TO DO:
Restate the data exactly as given and keep the pictures out.

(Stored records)
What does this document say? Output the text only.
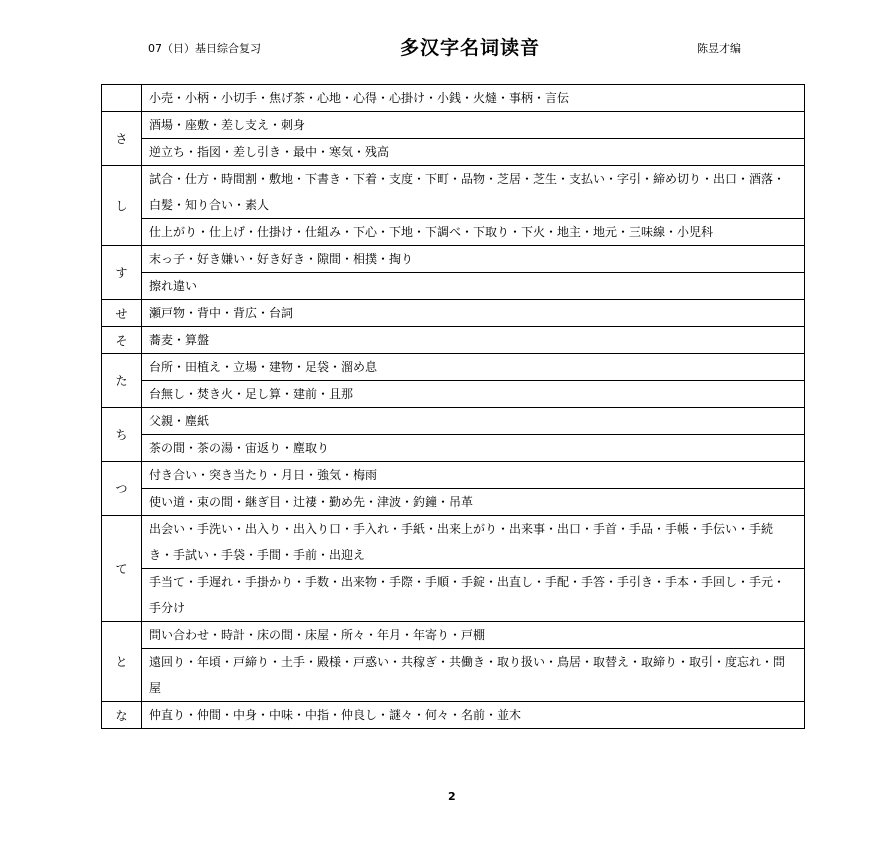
07（日）基日综合复习	多汉字名词读音	陈昱才编
	小売・小柄・小切手・焦げ茶・心地・心得・心掛け・小銭・火燵・事柄・言伝
さ	酒場・座敷・差し支え・刺身
	逆立ち・指図・差し引き・最中・寒気・残高
し	試合・仕方・時間割・敷地・下書き・下着・支度・下町・品物・芝居・芝生・支払い・字引・締め切り・出口・酒落・白髪・知り合い・素人
	仕上がり・仕上げ・仕掛け・仕組み・下心・下地・下調べ・下取り・下火・地主・地元・三味線・小児科
す	末っ子・好き嫌い・好き好き・隙間・相撲・掏り
	擦れ違い
せ	瀬戸物・背中・背広・台詞
そ	蕎麦・算盤
た	台所・田植え・立場・建物・足袋・溜め息
	台無し・焚き火・足し算・建前・且那
ち	父親・塵紙
	茶の間・茶の湯・宙返り・塵取り
つ	付き合い・突き当たり・月日・強気・梅雨
	使い道・束の間・継ぎ目・辻褄・勤め先・津波・釣鐘・吊革
て	出会い・手洗い・出入り・出入り口・手入れ・手紙・出来上がり・出来事・出口・手首・手品・手帳・手伝い・手続き・手試い・手袋・手間・手前・出迎え
	手当て・手遅れ・手掛かり・手数・出来物・手際・手順・手錠・出直し・手配・手答・手引き・手本・手回し・手元・手分け
と	問い合わせ・時計・床の間・床屋・所々・年月・年寄り・戸棚
	遠回り・年頃・戸締り・土手・殿様・戸惑い・共稼ぎ・共働き・取り扱い・鳥居・取替え・取締り・取引・度忘れ・問屋
な	仲直り・仲間・中身・中味・中指・仲良し・謎々・何々・名前・並木
2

SOLUTION BELOW:
What does this document say? Output the text only.
07（日）基日综合复习	多汉字名词读音	陈昱才编
	小売・小柄・小切手・焦げ茶・心地・心得・心掛け・小銭・火燵・事柄・言伝
さ	酒場・座敷・差し支え・刺身
	逆立ち・指図・差し引き・最中・寒気・残高
し	試合・仕方・時間割・敷地・下書き・下着・支度・下町・品物・芝居・芝生・支払い・字引・締め切り・出口・酒落・白髪・知り合い・素人
	仕上がり・仕上げ・仕掛け・仕組み・下心・下地・下調べ・下取り・下火・地主・地元・三味線・小児科
す	末っ子・好き嫌い・好き好き・隙間・相撲・掏り
	擦れ違い
せ	瀬戸物・背中・背広・台詞
そ	蕎麦・算盤
た	台所・田植え・立場・建物・足袋・溜め息
	台無し・焚き火・足し算・建前・且那
ち	父親・塵紙
	茶の間・茶の湯・宙返り・塵取り
つ	付き合い・突き当たり・月日・強気・梅雨
	使い道・束の間・継ぎ目・辻褄・勤め先・津波・釣鐘・吊革
て	出会い・手洗い・出入り・出入り口・手入れ・手紙・出来上がり・出来事・出口・手首・手品・手帳・手伝い・手続き・手試い・手袋・手間・手前・出迎え
	手当て・手遅れ・手掛かり・手数・出来物・手際・手順・手錠・出直し・手配・手答・手引き・手本・手回し・手元・手分け
と	問い合わせ・時計・床の間・床屋・所々・年月・年寄り・戸棚
	遠回り・年頃・戸締り・土手・殿様・戸惑い・共稼ぎ・共働き・取り扱い・鳥居・取替え・取締り・取引・度忘れ・問屋
な	仲直り・仲間・中身・中味・中指・仲良し・謎々・何々・名前・並木
2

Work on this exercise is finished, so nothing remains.